EXERCISE TASK: In the entries below, find every line with "Social" and copy it.

STORED ROWS:
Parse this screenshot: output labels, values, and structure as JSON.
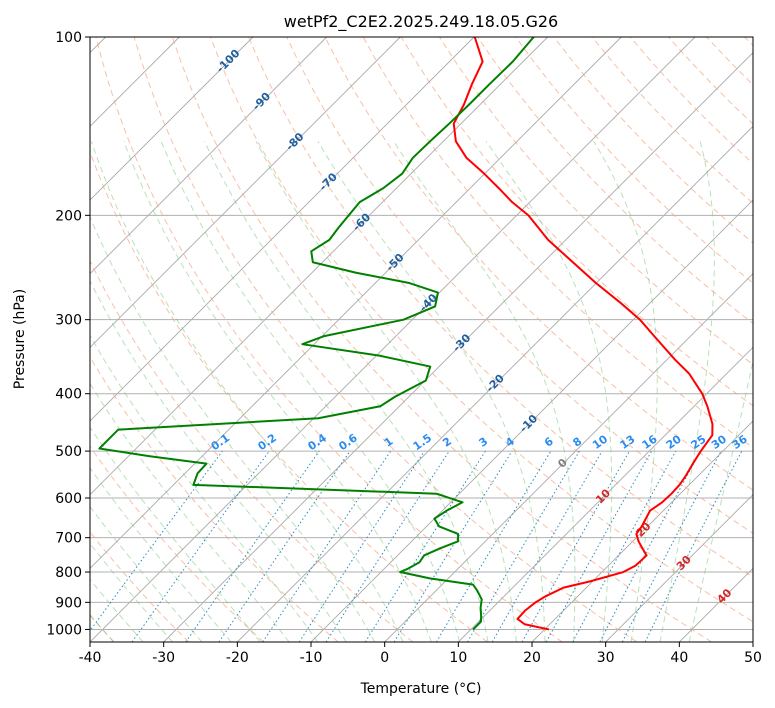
{
  "chart_data": {
    "type": "skew-t",
    "title": "wetPf2_C2E2.2025.249.18.05.G26",
    "xlabel": "Temperature (°C)",
    "ylabel": "Pressure (hPa)",
    "xlim": [
      -40,
      50
    ],
    "ylim": [
      1050,
      100
    ],
    "x_ticks": [
      "-40",
      "-30",
      "-20",
      "-10",
      "0",
      "10",
      "20",
      "30",
      "40",
      "50"
    ],
    "y_ticks": [
      {
        "p": 100,
        "label": "100"
      },
      {
        "p": 200,
        "label": "200"
      },
      {
        "p": 300,
        "label": "300"
      },
      {
        "p": 400,
        "label": "400"
      },
      {
        "p": 500,
        "label": "500"
      },
      {
        "p": 600,
        "label": "600"
      },
      {
        "p": 700,
        "label": "700"
      },
      {
        "p": 800,
        "label": "800"
      },
      {
        "p": 900,
        "label": "900"
      },
      {
        "p": 1000,
        "label": "1000"
      }
    ],
    "isotherm_labels": [
      {
        "t": -100,
        "text": "-100"
      },
      {
        "t": -90,
        "text": "-90"
      },
      {
        "t": -80,
        "text": "-80"
      },
      {
        "t": -70,
        "text": "-70"
      },
      {
        "t": -60,
        "text": "-60"
      },
      {
        "t": -50,
        "text": "-50"
      },
      {
        "t": -40,
        "text": "-40"
      },
      {
        "t": -30,
        "text": "-30"
      },
      {
        "t": -20,
        "text": "-20"
      },
      {
        "t": -10,
        "text": "-10"
      },
      {
        "t": 0,
        "text": "0"
      },
      {
        "t": 10,
        "text": "10"
      },
      {
        "t": 20,
        "text": "20"
      },
      {
        "t": 30,
        "text": "30"
      },
      {
        "t": 40,
        "text": "40"
      }
    ],
    "mixing_ratio_labels": [
      {
        "w": 0.1,
        "text": "0.1"
      },
      {
        "w": 0.2,
        "text": "0.2"
      },
      {
        "w": 0.4,
        "text": "0.4"
      },
      {
        "w": 0.6,
        "text": "0.6"
      },
      {
        "w": 1,
        "text": "1"
      },
      {
        "w": 1.5,
        "text": "1.5"
      },
      {
        "w": 2,
        "text": "2"
      },
      {
        "w": 3,
        "text": "3"
      },
      {
        "w": 4,
        "text": "4"
      },
      {
        "w": 6,
        "text": "6"
      },
      {
        "w": 8,
        "text": "8"
      },
      {
        "w": 10,
        "text": "10"
      },
      {
        "w": 13,
        "text": "13"
      },
      {
        "w": 16,
        "text": "16"
      },
      {
        "w": 20,
        "text": "20"
      },
      {
        "w": 25,
        "text": "25"
      },
      {
        "w": 30,
        "text": "30"
      },
      {
        "w": 36,
        "text": "36"
      }
    ],
    "series": [
      {
        "name": "temperature",
        "color": "#ff0000",
        "points": [
          [
            1000,
            20.6
          ],
          [
            980,
            16.6
          ],
          [
            960,
            14.9
          ],
          [
            930,
            14.8
          ],
          [
            900,
            15.1
          ],
          [
            880,
            15.6
          ],
          [
            850,
            16.9
          ],
          [
            830,
            19.6
          ],
          [
            800,
            22.9
          ],
          [
            780,
            23.7
          ],
          [
            750,
            23.8
          ],
          [
            730,
            22.3
          ],
          [
            710,
            20.8
          ],
          [
            690,
            19.5
          ],
          [
            670,
            19.2
          ],
          [
            650,
            18.7
          ],
          [
            630,
            18.2
          ],
          [
            610,
            18.7
          ],
          [
            590,
            18.8
          ],
          [
            570,
            18.7
          ],
          [
            550,
            18.3
          ],
          [
            520,
            17.5
          ],
          [
            500,
            17.0
          ],
          [
            470,
            16.4
          ],
          [
            450,
            14.9
          ],
          [
            420,
            11.8
          ],
          [
            400,
            9.4
          ],
          [
            370,
            4.9
          ],
          [
            350,
            1.0
          ],
          [
            320,
            -4.9
          ],
          [
            300,
            -9.1
          ],
          [
            280,
            -14.3
          ],
          [
            260,
            -20.1
          ],
          [
            240,
            -26.0
          ],
          [
            220,
            -32.4
          ],
          [
            200,
            -38.4
          ],
          [
            190,
            -42.4
          ],
          [
            180,
            -46.1
          ],
          [
            170,
            -50.1
          ],
          [
            160,
            -54.6
          ],
          [
            150,
            -58.3
          ],
          [
            140,
            -61.0
          ],
          [
            130,
            -62.2
          ],
          [
            120,
            -63.9
          ],
          [
            110,
            -65.5
          ],
          [
            100,
            -69.9
          ]
        ]
      },
      {
        "name": "dewpoint",
        "color": "#008000",
        "points": [
          [
            1000,
            10.3
          ],
          [
            970,
            10.3
          ],
          [
            950,
            9.6
          ],
          [
            920,
            8.4
          ],
          [
            890,
            7.4
          ],
          [
            860,
            5.6
          ],
          [
            840,
            4.2
          ],
          [
            820,
            -2.5
          ],
          [
            800,
            -7.4
          ],
          [
            790,
            -6.8
          ],
          [
            770,
            -6.1
          ],
          [
            750,
            -6.4
          ],
          [
            730,
            -5.2
          ],
          [
            710,
            -3.7
          ],
          [
            690,
            -4.7
          ],
          [
            670,
            -8.3
          ],
          [
            650,
            -10.0
          ],
          [
            630,
            -9.4
          ],
          [
            610,
            -8.4
          ],
          [
            590,
            -13.1
          ],
          [
            570,
            -47.3
          ],
          [
            545,
            -48.3
          ],
          [
            525,
            -48.4
          ],
          [
            510,
            -57.1
          ],
          [
            495,
            -65.0
          ],
          [
            460,
            -65.0
          ],
          [
            440,
            -39.4
          ],
          [
            420,
            -32.6
          ],
          [
            405,
            -31.9
          ],
          [
            380,
            -29.9
          ],
          [
            360,
            -31.2
          ],
          [
            345,
            -39.6
          ],
          [
            330,
            -51.6
          ],
          [
            320,
            -49.8
          ],
          [
            300,
            -41.2
          ],
          [
            285,
            -38.7
          ],
          [
            270,
            -40.2
          ],
          [
            260,
            -45.5
          ],
          [
            250,
            -54.0
          ],
          [
            240,
            -61.3
          ],
          [
            230,
            -63.0
          ],
          [
            220,
            -62.1
          ],
          [
            210,
            -62.5
          ],
          [
            200,
            -62.8
          ],
          [
            190,
            -63.1
          ],
          [
            180,
            -61.8
          ],
          [
            170,
            -61.2
          ],
          [
            160,
            -61.9
          ],
          [
            150,
            -61.8
          ],
          [
            140,
            -61.6
          ],
          [
            130,
            -61.5
          ],
          [
            120,
            -61.5
          ],
          [
            110,
            -61.4
          ],
          [
            100,
            -61.9
          ]
        ]
      }
    ]
  }
}
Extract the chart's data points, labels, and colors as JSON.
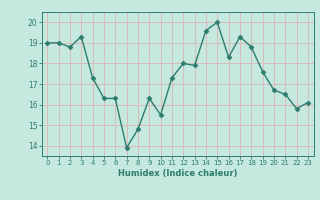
{
  "x": [
    0,
    1,
    2,
    3,
    4,
    5,
    6,
    7,
    8,
    9,
    10,
    11,
    12,
    13,
    14,
    15,
    16,
    17,
    18,
    19,
    20,
    21,
    22,
    23
  ],
  "y": [
    19.0,
    19.0,
    18.8,
    19.3,
    17.3,
    16.3,
    16.3,
    13.9,
    14.8,
    16.3,
    15.5,
    17.3,
    18.0,
    17.9,
    19.6,
    20.0,
    18.3,
    19.3,
    18.8,
    17.6,
    16.7,
    16.5,
    15.8,
    16.1
  ],
  "title": "",
  "xlabel": "Humidex (Indice chaleur)",
  "ylabel": "",
  "xlim": [
    -0.5,
    23.5
  ],
  "ylim": [
    13.5,
    20.5
  ],
  "yticks": [
    14,
    15,
    16,
    17,
    18,
    19,
    20
  ],
  "xticks": [
    0,
    1,
    2,
    3,
    4,
    5,
    6,
    7,
    8,
    9,
    10,
    11,
    12,
    13,
    14,
    15,
    16,
    17,
    18,
    19,
    20,
    21,
    22,
    23
  ],
  "line_color": "#2e7d6e",
  "marker": "D",
  "marker_size": 2.5,
  "bg_color": "#c5e8df",
  "grid_color": "#dbbaba",
  "axis_color": "#2e7d6e",
  "tick_label_color": "#2e7d6e",
  "xlabel_color": "#2e7d6e",
  "line_width": 1.0
}
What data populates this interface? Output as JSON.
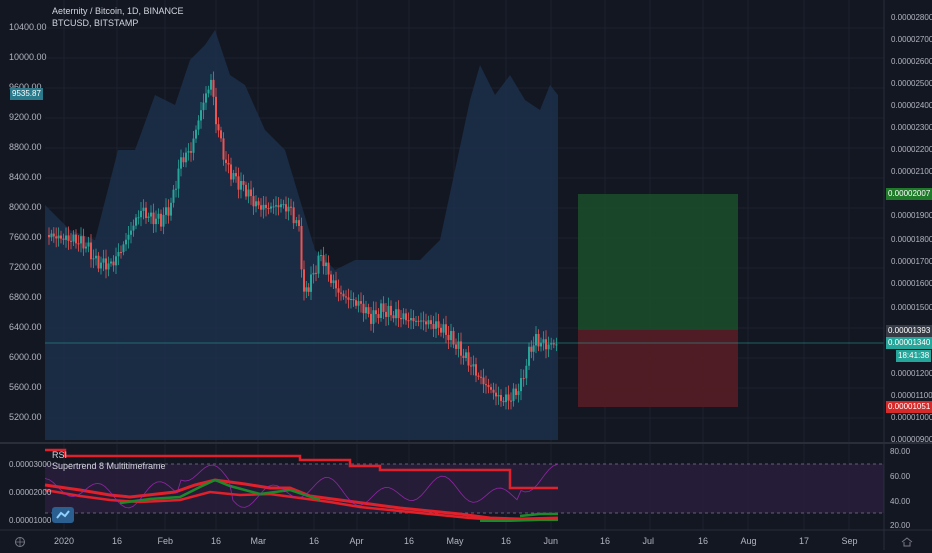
{
  "header": {
    "symbol_line": "Aeternity / Bitcoin, 1D, BINANCE",
    "overlay_line": "BTCUSD, BITSTAMP"
  },
  "left_axis": {
    "ticks": [
      "10400.00",
      "10000.00",
      "9600.00",
      "9200.00",
      "8800.00",
      "8400.00",
      "8000.00",
      "7600.00",
      "7200.00",
      "6800.00",
      "6400.00",
      "6000.00",
      "5600.00",
      "5200.00"
    ],
    "price_tag": "9535.87"
  },
  "right_axis": {
    "ticks": [
      "0.00002800",
      "0.00002700",
      "0.00002600",
      "0.00002500",
      "0.00002400",
      "0.00002300",
      "0.00002200",
      "0.00002100",
      "0.00001900",
      "0.00001800",
      "0.00001700",
      "0.00001600",
      "0.00001500",
      "0.00001200",
      "0.00001100",
      "0.00001000",
      "0.00000900"
    ],
    "target_tag": "0.00002007",
    "last_tag": "0.00001393",
    "current_tag": "0.00001340",
    "countdown_tag": "18:41:38",
    "stop_tag": "0.00001051"
  },
  "indicator": {
    "rsi_label": "RSI",
    "supertrend_label": "Supertrend 8 Multitimeframe",
    "left_ticks": [
      "0.00003000",
      "0.00002000",
      "0.00001000"
    ],
    "right_ticks": [
      "80.00",
      "60.00",
      "40.00",
      "20.00"
    ]
  },
  "x_axis": {
    "ticks": [
      "2020",
      "16",
      "Feb",
      "16",
      "Mar",
      "16",
      "Apr",
      "16",
      "May",
      "16",
      "Jun",
      "16",
      "Jul",
      "16",
      "Aug",
      "17",
      "Sep"
    ]
  },
  "colors": {
    "background": "#131722",
    "btc_area": "#1e3350",
    "up_candle": "#26a69a",
    "down_candle": "#ef5350",
    "profit_zone": "#1b4d2a",
    "loss_zone": "#5a1c24",
    "rsi_band": "#2a1f3d",
    "supertrend_red": "#e0202a",
    "supertrend_green": "#1d8a2a"
  },
  "icons": {
    "logo": "tradingview-logo-icon",
    "timezone": "globe-icon",
    "calendar": "calendar-icon"
  }
}
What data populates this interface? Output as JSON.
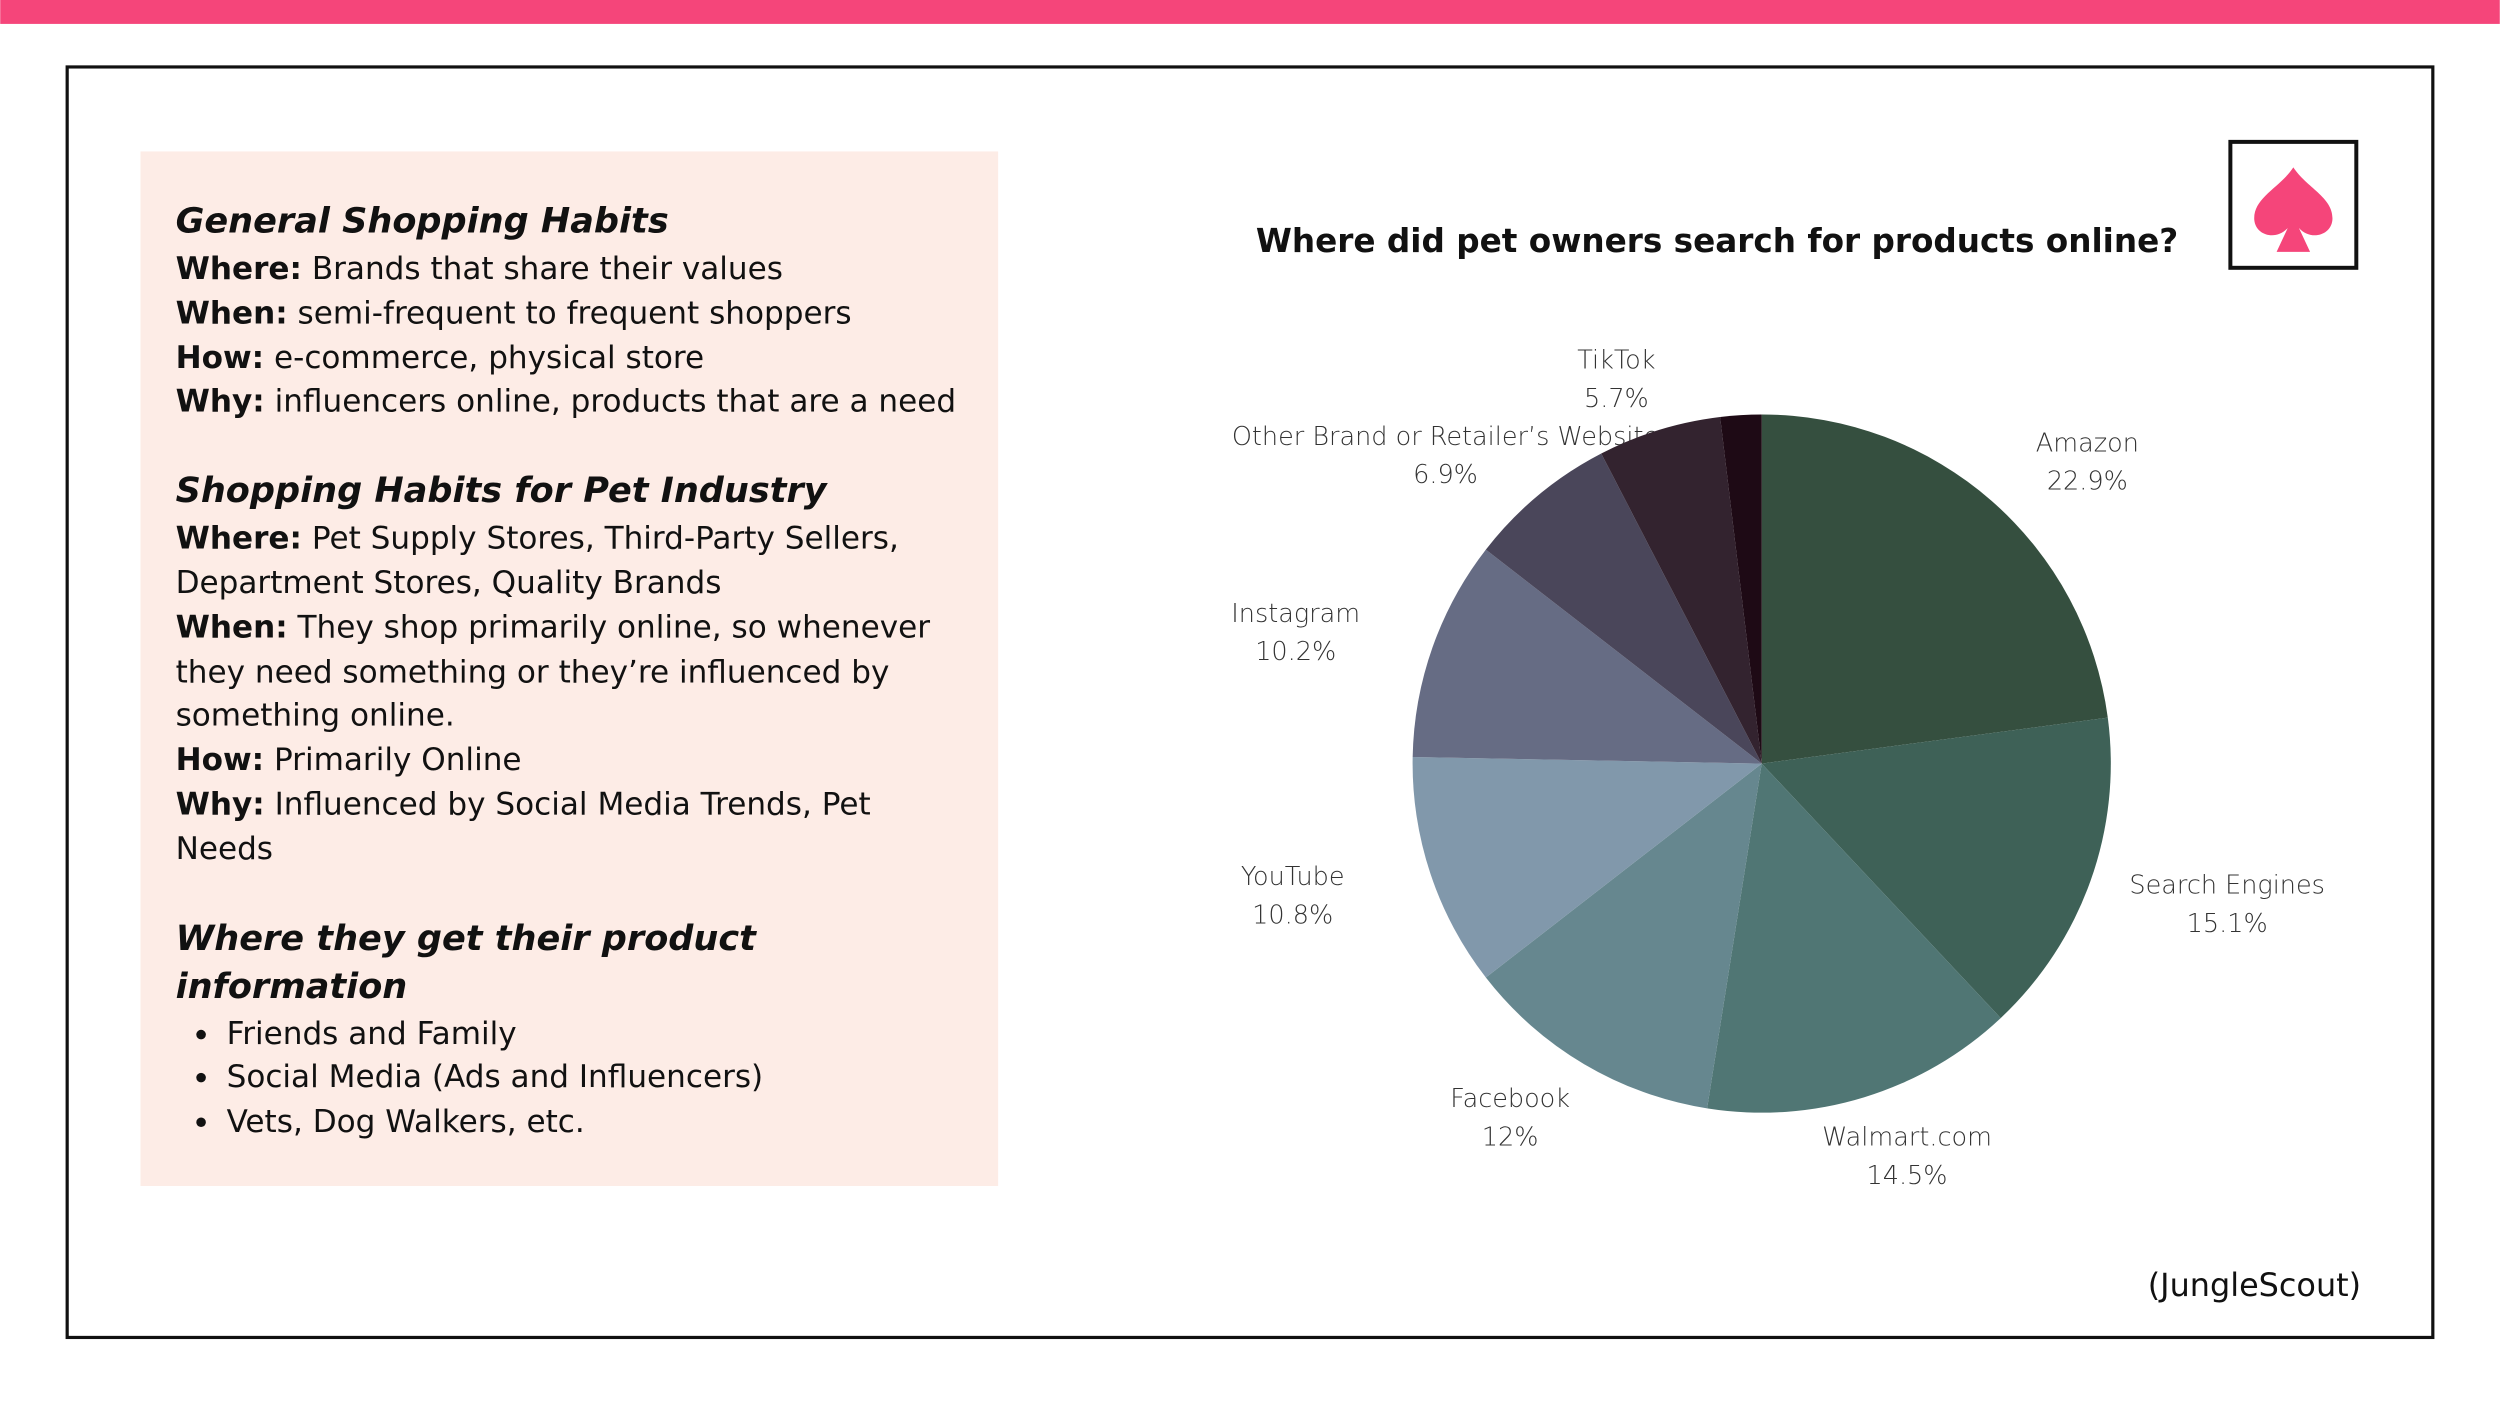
{
  "panel": {
    "sections": [
      {
        "heading": "General Shopping Habits",
        "items": [
          {
            "label": "Where:",
            "text": "Brands that share their values"
          },
          {
            "label": "When:",
            "text": "semi-frequent to frequent shoppers"
          },
          {
            "label": "How:",
            "text": "e-commerce, physical store"
          },
          {
            "label": "Why:",
            "text": "influencers online, products that are a need"
          }
        ]
      },
      {
        "heading": "Shopping Habits for Pet Industry",
        "items": [
          {
            "label": "Where:",
            "text": "Pet Supply Stores, Third-Party Sellers, Department Stores, Quality Brands"
          },
          {
            "label": "When:",
            "text": "They shop primarily online, so whenever they need something or they’re influenced by something online."
          },
          {
            "label": "How:",
            "text": "Primarily Online"
          },
          {
            "label": "Why:",
            "text": "Influenced by Social Media Trends, Pet Needs"
          }
        ]
      },
      {
        "heading": "Where they get their product information",
        "bullets": [
          "Friends and Family",
          "Social Media (Ads and Influencers)",
          "Vets, Dog Walkers, etc."
        ]
      }
    ]
  },
  "source": "(JungleScout)",
  "chart_data": {
    "type": "pie",
    "title": "Where did pet owners search for products online?",
    "categories": [
      "Amazon",
      "Search Engines",
      "Walmart.com",
      "Facebook",
      "YouTube",
      "Instagram",
      "Other Brand or Retailer’s Website",
      "TikTok",
      null
    ],
    "values": [
      22.9,
      15.1,
      14.5,
      12,
      10.8,
      10.2,
      6.9,
      5.7,
      1.9
    ],
    "value_labels": [
      "22.9%",
      "15.1%",
      "14.5%",
      "12%",
      "10.8%",
      "10.2%",
      "6.9%",
      "5.7%",
      null
    ],
    "colors": [
      "#354f3f",
      "#3e6157",
      "#507674",
      "#66878f",
      "#8198ab",
      "#666c84",
      "#4a465a",
      "#33232f",
      "#1e0a15"
    ]
  }
}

WORKED SOLUTION:
            "text": "Influenced by Social Media Trends, Pet Needs"
          "Social Media (Ads and Influencers)",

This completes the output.